Figure data in JSON
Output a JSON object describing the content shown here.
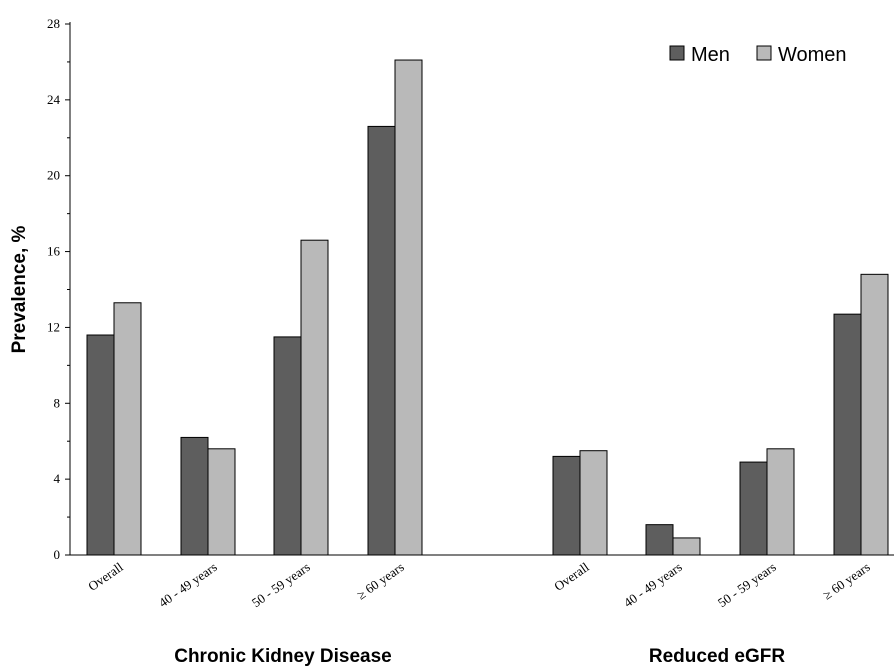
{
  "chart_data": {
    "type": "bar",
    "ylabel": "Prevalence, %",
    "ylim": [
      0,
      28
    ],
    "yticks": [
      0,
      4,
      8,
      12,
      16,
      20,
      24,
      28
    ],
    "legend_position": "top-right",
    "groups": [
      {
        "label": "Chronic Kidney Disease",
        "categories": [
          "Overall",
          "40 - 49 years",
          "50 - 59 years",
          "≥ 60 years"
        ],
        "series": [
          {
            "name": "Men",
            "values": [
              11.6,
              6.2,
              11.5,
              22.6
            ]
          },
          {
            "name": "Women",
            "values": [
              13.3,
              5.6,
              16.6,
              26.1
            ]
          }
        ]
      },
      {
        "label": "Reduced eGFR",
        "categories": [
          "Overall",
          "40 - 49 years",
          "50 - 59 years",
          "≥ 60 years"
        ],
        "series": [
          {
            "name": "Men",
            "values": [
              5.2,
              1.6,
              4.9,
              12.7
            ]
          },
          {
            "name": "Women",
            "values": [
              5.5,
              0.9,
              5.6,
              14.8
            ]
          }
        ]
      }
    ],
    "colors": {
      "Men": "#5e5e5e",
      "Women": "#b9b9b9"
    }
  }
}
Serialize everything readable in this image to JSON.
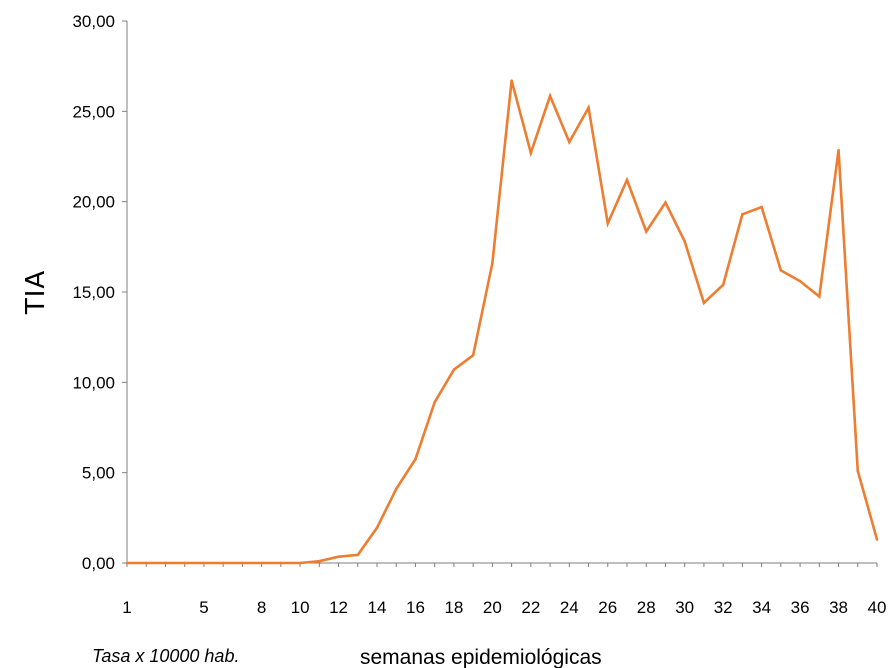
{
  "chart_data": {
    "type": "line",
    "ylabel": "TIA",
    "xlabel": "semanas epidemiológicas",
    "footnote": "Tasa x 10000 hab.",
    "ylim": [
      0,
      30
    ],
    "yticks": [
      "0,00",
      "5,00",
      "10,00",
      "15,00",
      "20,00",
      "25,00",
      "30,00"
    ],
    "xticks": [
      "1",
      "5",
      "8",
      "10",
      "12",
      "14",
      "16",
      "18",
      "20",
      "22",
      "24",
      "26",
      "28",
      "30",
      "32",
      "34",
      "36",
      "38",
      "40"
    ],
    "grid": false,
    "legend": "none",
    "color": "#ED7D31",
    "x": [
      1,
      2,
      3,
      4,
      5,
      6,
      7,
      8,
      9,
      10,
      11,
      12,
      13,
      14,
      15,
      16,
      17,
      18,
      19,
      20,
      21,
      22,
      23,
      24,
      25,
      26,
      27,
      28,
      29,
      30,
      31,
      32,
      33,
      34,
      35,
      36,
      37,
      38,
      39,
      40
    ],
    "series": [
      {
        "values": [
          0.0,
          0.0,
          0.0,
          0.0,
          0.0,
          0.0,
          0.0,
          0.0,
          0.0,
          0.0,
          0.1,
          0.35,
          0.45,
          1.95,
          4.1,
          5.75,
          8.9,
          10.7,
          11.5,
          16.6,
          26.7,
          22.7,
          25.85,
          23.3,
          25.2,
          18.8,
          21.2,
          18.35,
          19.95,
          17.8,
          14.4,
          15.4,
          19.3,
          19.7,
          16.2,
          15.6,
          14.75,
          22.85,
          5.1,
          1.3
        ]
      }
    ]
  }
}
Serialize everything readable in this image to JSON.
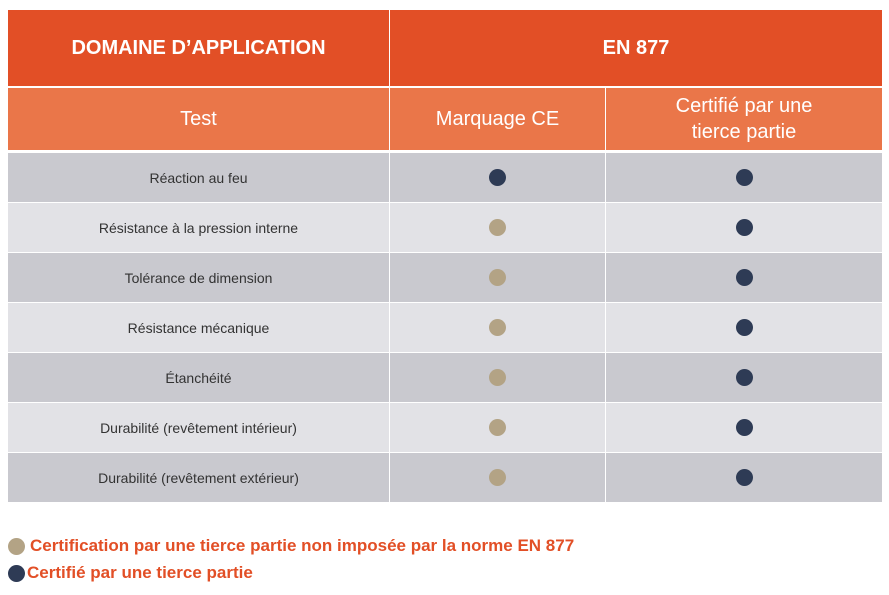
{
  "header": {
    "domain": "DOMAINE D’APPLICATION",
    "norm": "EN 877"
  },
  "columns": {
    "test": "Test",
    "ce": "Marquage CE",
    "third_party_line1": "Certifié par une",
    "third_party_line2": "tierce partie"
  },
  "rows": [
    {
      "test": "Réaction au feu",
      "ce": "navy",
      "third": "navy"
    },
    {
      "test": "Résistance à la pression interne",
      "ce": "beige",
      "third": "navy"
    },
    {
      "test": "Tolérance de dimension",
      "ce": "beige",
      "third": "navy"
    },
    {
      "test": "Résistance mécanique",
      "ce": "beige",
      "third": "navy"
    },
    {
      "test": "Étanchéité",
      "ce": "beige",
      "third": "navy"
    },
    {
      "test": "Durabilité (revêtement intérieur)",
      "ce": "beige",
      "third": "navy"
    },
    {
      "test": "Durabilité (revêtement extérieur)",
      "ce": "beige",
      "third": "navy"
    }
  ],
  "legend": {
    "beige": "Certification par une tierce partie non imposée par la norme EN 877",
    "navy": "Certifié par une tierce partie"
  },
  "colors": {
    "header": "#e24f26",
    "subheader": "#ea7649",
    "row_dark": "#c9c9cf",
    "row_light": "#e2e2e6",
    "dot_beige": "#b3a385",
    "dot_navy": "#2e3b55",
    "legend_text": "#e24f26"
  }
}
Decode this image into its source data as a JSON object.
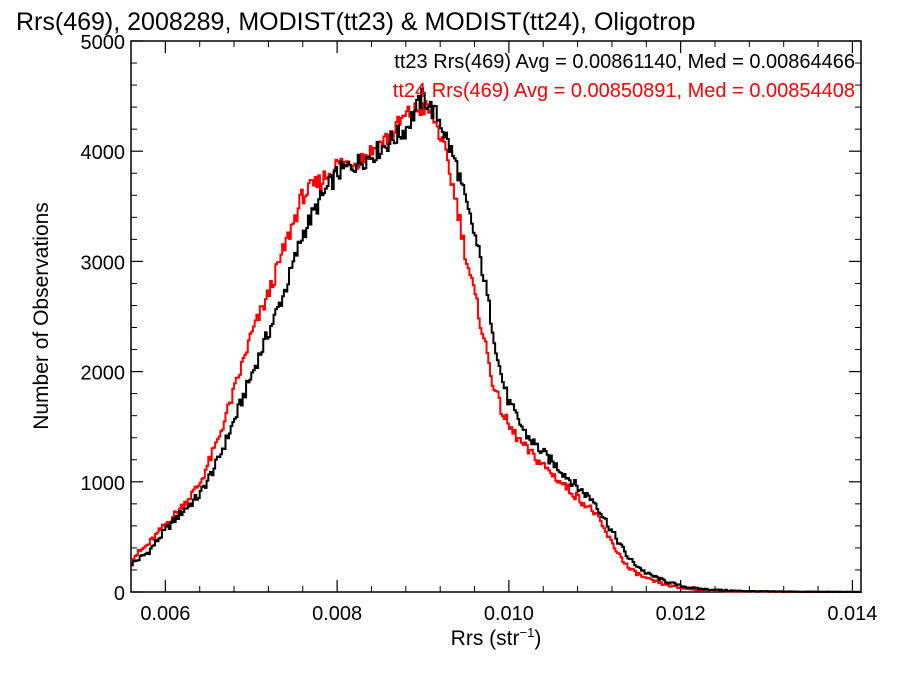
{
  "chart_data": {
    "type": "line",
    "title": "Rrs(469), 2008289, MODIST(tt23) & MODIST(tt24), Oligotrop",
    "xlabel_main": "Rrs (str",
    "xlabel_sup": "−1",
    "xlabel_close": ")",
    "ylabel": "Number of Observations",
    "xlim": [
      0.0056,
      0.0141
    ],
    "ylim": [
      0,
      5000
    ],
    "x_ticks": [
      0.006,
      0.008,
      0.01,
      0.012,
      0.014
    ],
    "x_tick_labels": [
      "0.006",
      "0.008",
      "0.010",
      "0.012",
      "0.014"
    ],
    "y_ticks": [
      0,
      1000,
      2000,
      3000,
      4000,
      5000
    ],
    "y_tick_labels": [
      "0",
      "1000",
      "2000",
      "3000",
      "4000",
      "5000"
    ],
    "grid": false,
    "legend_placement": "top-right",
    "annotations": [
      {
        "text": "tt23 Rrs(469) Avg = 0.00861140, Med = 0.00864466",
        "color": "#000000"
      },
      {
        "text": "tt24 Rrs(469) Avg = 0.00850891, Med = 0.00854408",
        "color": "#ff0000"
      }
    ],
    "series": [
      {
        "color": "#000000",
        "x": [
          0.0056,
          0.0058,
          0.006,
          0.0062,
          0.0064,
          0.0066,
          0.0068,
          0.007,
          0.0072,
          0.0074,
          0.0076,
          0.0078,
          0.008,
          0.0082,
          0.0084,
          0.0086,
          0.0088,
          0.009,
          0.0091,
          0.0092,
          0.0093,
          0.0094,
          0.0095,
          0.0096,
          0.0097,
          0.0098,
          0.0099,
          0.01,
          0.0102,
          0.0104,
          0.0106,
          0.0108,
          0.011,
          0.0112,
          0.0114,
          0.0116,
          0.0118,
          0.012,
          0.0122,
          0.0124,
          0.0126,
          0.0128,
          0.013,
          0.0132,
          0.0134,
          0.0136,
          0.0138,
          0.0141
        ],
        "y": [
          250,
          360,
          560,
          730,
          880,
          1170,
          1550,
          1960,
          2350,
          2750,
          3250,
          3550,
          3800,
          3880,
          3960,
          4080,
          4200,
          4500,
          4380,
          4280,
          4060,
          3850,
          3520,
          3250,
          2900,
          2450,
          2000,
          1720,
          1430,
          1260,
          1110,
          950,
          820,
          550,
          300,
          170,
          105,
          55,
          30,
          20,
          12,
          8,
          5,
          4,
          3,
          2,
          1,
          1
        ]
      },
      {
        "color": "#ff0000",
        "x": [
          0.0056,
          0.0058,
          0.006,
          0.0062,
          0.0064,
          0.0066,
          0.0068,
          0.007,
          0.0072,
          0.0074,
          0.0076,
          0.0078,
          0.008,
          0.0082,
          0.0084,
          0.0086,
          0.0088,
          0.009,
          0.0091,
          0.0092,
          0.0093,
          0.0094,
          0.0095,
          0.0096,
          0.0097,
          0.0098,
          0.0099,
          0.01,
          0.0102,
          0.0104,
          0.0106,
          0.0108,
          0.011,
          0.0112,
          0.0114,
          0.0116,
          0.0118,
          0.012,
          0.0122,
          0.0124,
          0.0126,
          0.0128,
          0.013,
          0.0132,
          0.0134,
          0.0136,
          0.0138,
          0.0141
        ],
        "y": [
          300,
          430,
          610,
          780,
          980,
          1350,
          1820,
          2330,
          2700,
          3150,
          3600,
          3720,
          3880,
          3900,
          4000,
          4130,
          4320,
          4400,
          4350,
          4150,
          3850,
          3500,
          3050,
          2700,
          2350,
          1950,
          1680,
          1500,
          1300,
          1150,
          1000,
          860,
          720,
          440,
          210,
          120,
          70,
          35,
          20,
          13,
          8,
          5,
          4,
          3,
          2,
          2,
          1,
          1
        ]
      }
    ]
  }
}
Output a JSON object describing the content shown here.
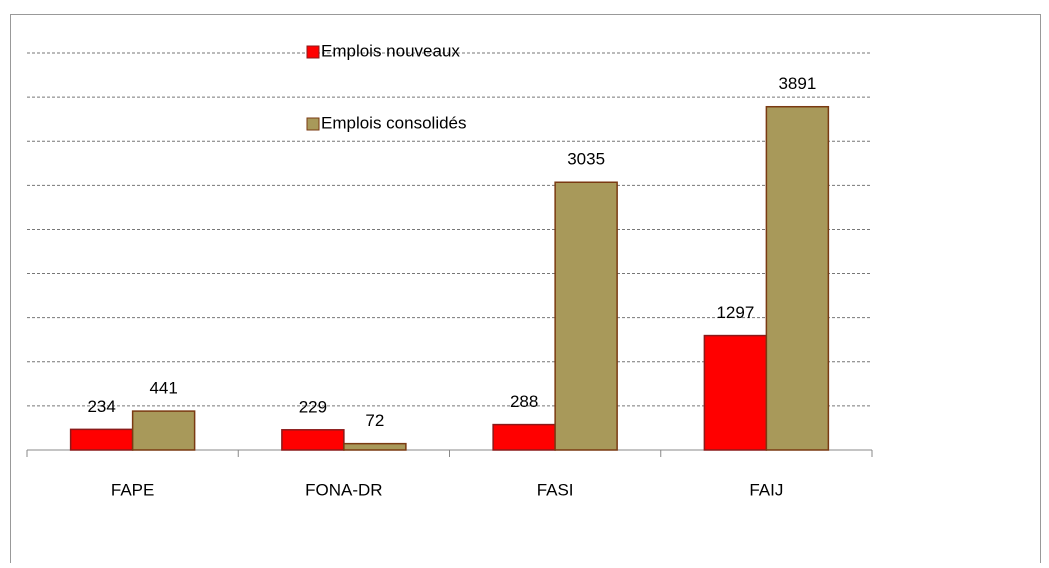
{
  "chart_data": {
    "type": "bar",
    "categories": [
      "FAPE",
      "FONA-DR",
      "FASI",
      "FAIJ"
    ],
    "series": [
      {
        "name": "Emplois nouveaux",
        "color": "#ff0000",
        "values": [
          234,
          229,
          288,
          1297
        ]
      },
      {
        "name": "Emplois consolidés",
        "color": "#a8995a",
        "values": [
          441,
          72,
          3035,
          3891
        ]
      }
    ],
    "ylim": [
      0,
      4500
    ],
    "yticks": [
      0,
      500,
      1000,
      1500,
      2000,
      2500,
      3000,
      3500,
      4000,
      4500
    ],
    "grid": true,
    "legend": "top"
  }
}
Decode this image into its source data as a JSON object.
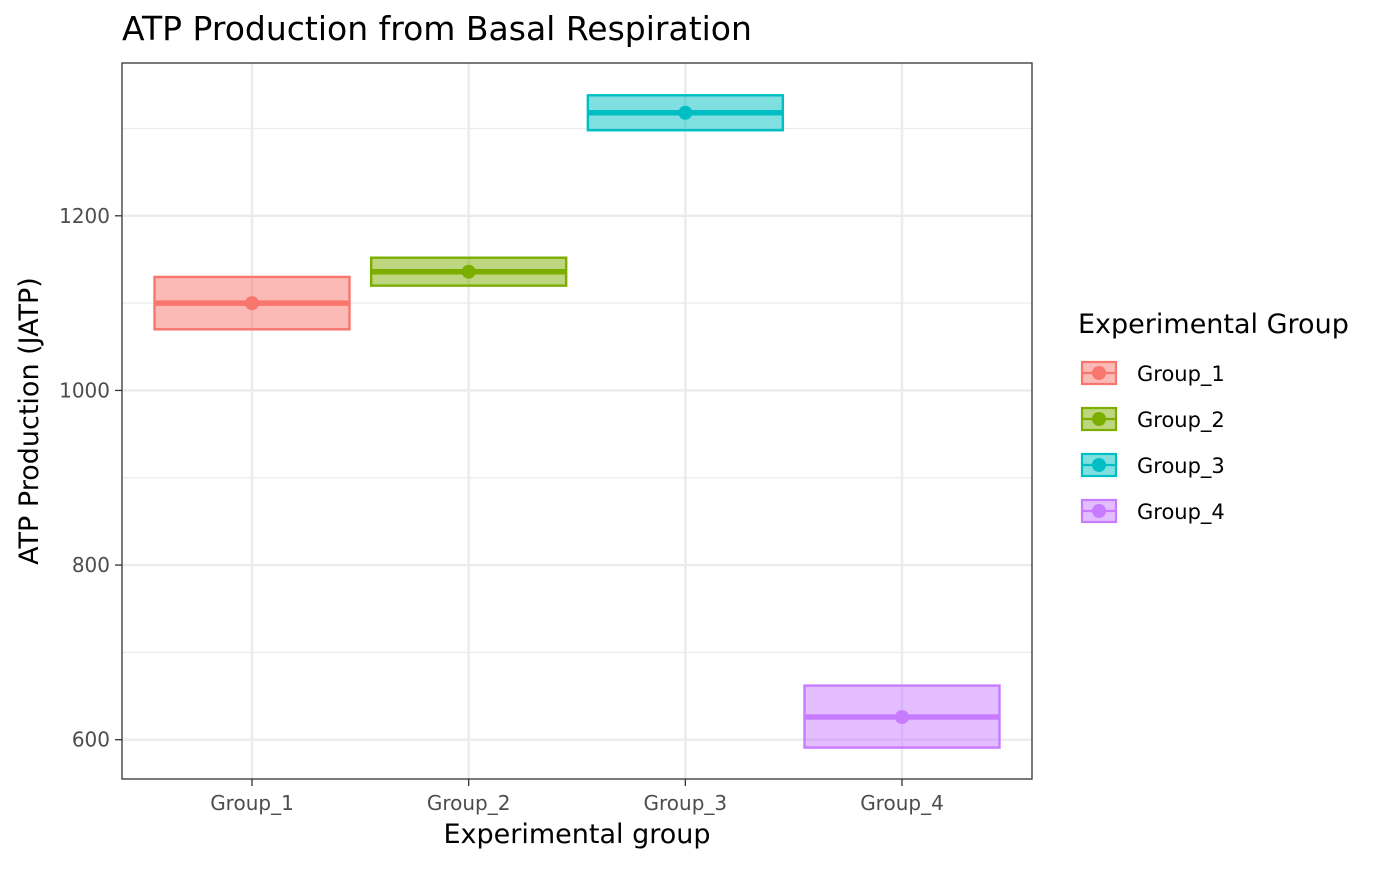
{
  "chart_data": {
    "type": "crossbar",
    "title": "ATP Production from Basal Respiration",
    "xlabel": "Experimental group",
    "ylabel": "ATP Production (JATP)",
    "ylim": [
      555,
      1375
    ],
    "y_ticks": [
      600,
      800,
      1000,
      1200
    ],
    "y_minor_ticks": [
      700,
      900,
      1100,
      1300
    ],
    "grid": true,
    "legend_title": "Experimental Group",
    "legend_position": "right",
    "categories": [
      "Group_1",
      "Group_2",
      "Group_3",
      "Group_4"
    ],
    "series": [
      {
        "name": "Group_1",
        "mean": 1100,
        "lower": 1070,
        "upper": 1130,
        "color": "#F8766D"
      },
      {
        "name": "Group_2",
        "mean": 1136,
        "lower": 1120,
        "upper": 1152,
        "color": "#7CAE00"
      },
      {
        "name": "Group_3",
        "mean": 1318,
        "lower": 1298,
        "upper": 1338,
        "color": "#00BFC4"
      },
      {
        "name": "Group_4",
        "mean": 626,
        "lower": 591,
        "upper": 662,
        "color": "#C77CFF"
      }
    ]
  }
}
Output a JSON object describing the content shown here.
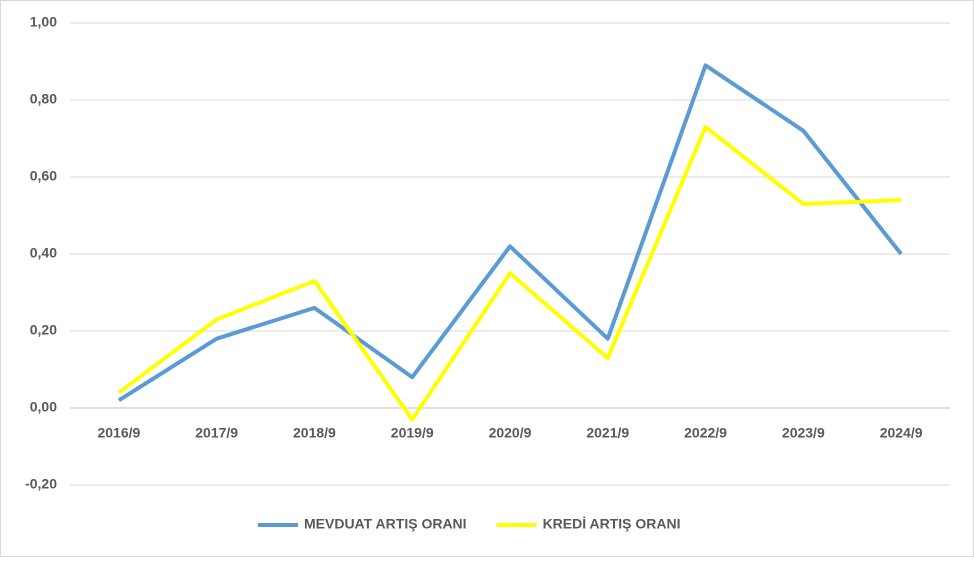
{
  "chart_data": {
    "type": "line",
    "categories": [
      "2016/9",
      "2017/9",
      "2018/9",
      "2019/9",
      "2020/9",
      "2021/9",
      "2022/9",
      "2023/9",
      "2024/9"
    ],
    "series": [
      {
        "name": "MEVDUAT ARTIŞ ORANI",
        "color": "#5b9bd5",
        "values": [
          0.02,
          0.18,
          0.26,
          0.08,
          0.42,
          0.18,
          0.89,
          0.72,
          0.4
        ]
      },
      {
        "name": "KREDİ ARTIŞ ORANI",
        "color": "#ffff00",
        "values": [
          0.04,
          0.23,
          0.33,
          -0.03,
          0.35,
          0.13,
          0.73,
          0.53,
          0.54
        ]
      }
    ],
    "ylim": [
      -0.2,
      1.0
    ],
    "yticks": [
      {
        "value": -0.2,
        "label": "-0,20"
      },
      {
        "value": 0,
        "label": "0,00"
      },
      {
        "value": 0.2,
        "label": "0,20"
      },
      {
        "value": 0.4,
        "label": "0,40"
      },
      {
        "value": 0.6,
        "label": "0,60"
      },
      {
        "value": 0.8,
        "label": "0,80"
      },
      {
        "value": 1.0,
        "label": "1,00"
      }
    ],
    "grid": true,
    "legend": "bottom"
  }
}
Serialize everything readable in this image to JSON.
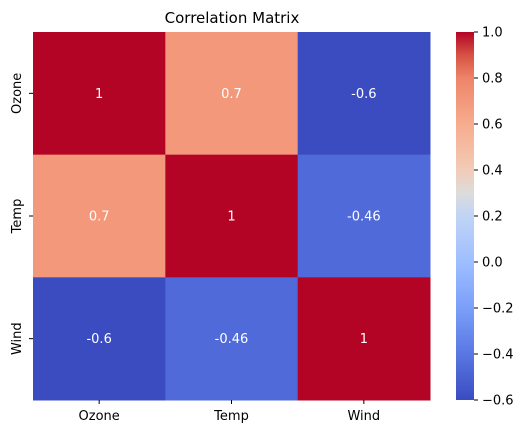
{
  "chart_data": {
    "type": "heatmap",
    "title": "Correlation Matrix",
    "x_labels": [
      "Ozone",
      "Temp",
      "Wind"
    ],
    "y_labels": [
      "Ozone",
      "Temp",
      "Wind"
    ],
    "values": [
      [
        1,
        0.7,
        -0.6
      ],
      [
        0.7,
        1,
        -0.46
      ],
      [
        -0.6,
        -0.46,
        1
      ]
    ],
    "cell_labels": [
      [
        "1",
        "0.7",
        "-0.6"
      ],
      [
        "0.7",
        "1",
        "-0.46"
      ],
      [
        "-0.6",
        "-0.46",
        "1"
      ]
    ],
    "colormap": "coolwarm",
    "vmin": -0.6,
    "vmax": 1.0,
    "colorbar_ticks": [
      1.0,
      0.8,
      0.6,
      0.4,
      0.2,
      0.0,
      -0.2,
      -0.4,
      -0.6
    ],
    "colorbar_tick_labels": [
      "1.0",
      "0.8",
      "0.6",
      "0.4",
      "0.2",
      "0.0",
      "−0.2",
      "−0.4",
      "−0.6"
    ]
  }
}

[Goal]: Extract all lines from the data in which "Production" is found.

[Response below]:
    "title": "ATP Production from Basal Respiration",
    "ylabel": "ATP Production (JATP)",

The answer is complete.